### Set exercise
Pictures do not belong in the copy. Return all of the entries exactly.

--- Begin Raw records ---

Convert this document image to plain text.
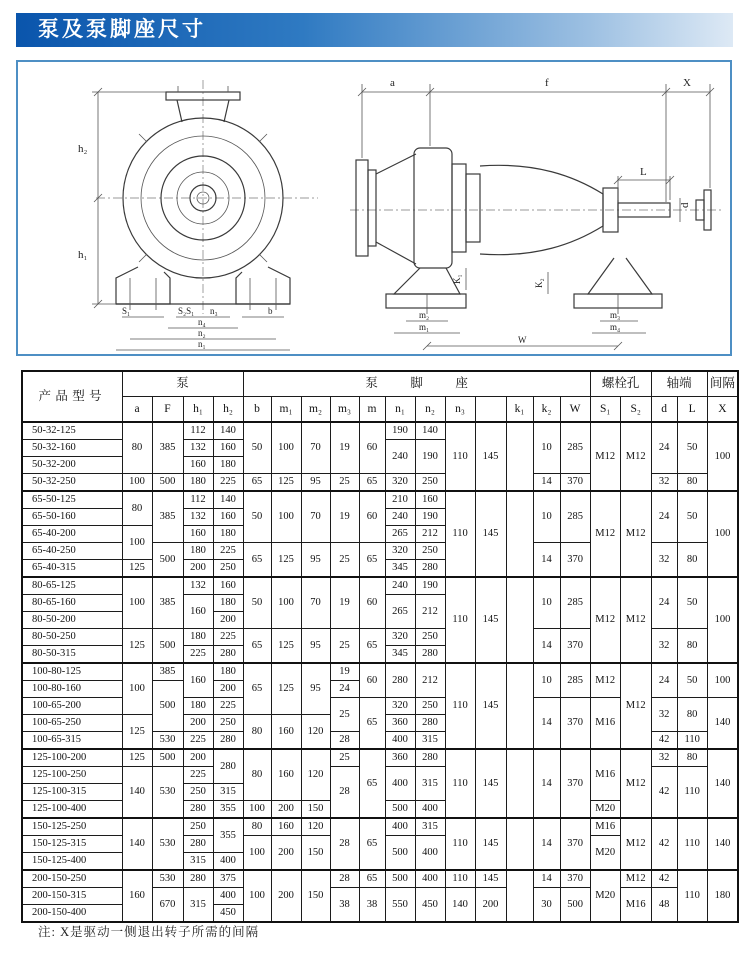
泵及泵脚座尺寸
h₂
h₁
S₁	b
S₂S₁ n₃
n₄
n₂
n₁
a	f	X
L
d
K₁	K₂
m₂
m₁
m₃
m₄
W
产品型号	泵				泵脚座												螺栓孔		轴端		间隔
	a	F	h₁	h₂	b	m₁	m₂	m₃	m	n₁	n₂	n₃		k₁	k₂	W	S₁	S₂	d	L	X
50-32-125	80	385	112	140	50	100	70	19	60	190	140	110	145		10	285	M12	M12	24	50	100
50-32-160			132	160						240	190										
50-32-200			160	180																	
50-32-250	100	500	180	225	65	125	95	25	65	320	250				14	370			32	80	
65-50-125	80	385	112	140	50	100	70	19	60	210	160	110	145		10	285	M12	M12	24	50	100
65-50-160			132	160						240	190										
65-40-200	100		160	180						265	212										
65-40-250		500	180	225	65	125	95	25	65	320	250				14	370			32	80	
65-40-315	125		200	250						345	280										
80-65-125	100	385	132	160	50	100	70	19	60	240	190	110	145		10	285	M12	M12	24	50	100
80-65-160			160	180						265	212										
80-50-200				200																	
80-50-250	125	500	180	225	65	125	95	25	65	320	250				14	370			32	80	
80-50-315			225	280						345	280										
100-80-125	100	385	160	180	65	125	95	19	60	280	212	110	145		10	285	M12	M12	24	50	100
100-80-160		500		200				24													
100-65-200			180	225				25	65	320	250				14	370	M16		32	80	140
100-65-250	125		200	250	80	160	120			360	280										
100-65-315		530	225	280				28		400	315								42	110	
125-100-200	125	500	200	280	80	160	120	25	65	360	280	110	145		14	370	M16	M12	32	80	140
125-100-250	140	530	225					28		400	315								42	110	
125-100-315			250	315																	
125-100-400			280	355	100	200	150			500	400						M20				
150-125-250	140	530	250	355	80	160	120	28	65	400	315	110	145		14	370	M16	M12	42	110	140
150-125-315			280		100	200	150			500	400						M20				
150-125-400			315	400																	
200-150-250	160	530	280	375	100	200	150	28	65	500	400	110	145		14	370	M20	M12	42	110	180
200-150-315		670	315	400				38	38	550	450	140	200		30	500		M16	48		
200-150-400				450																	
注: X是驱动一侧退出转子所需的间隔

--- End Raw records ---

### Full output
Convert this document image to plain text.
泵及泵脚座尺寸
h₂
h₁
S₁	b
S₂S₁ n₃
n₄
n₂
n₁
a	f	X
L
d
K₁	K₂
m₂
m₁
m₃
m₄
W
产品型号	泵				泵脚座												螺栓孔		轴端		间隔
	a	F	h₁	h₂	b	m₁	m₂	m₃	m	n₁	n₂	n₃		k₁	k₂	W	S₁	S₂	d	L	X
50-32-125	80	385	112	140	50	100	70	19	60	190	140	110	145		10	285	M12	M12	24	50	100
50-32-160			132	160						240	190										
50-32-200			160	180																	
50-32-250	100	500	180	225	65	125	95	25	65	320	250				14	370			32	80	
65-50-125	80	385	112	140	50	100	70	19	60	210	160	110	145		10	285	M12	M12	24	50	100
65-50-160			132	160						240	190										
65-40-200	100		160	180						265	212										
65-40-250		500	180	225	65	125	95	25	65	320	250				14	370			32	80	
65-40-315	125		200	250						345	280										
80-65-125	100	385	132	160	50	100	70	19	60	240	190	110	145		10	285	M12	M12	24	50	100
80-65-160			160	180						265	212										
80-50-200				200																	
80-50-250	125	500	180	225	65	125	95	25	65	320	250				14	370			32	80	
80-50-315			225	280						345	280										
100-80-125	100	385	160	180	65	125	95	19	60	280	212	110	145		10	285	M12	M12	24	50	100
100-80-160		500		200				24													
100-65-200			180	225				25	65	320	250				14	370	M16		32	80	140
100-65-250	125		200	250	80	160	120			360	280										
100-65-315		530	225	280				28		400	315								42	110	
125-100-200	125	500	200	280	80	160	120	25	65	360	280	110	145		14	370	M16	M12	32	80	140
125-100-250	140	530	225					28		400	315								42	110	
125-100-315			250	315																	
125-100-400			280	355	100	200	150			500	400						M20				
150-125-250	140	530	250	355	80	160	120	28	65	400	315	110	145		14	370	M16	M12	42	110	140
150-125-315			280		100	200	150			500	400						M20				
150-125-400			315	400																	
200-150-250	160	530	280	375	100	200	150	28	65	500	400	110	145		14	370	M20	M12	42	110	180
200-150-315		670	315	400				38	38	550	450	140	200		30	500		M16	48		
200-150-400				450																	
注: X是驱动一侧退出转子所需的间隔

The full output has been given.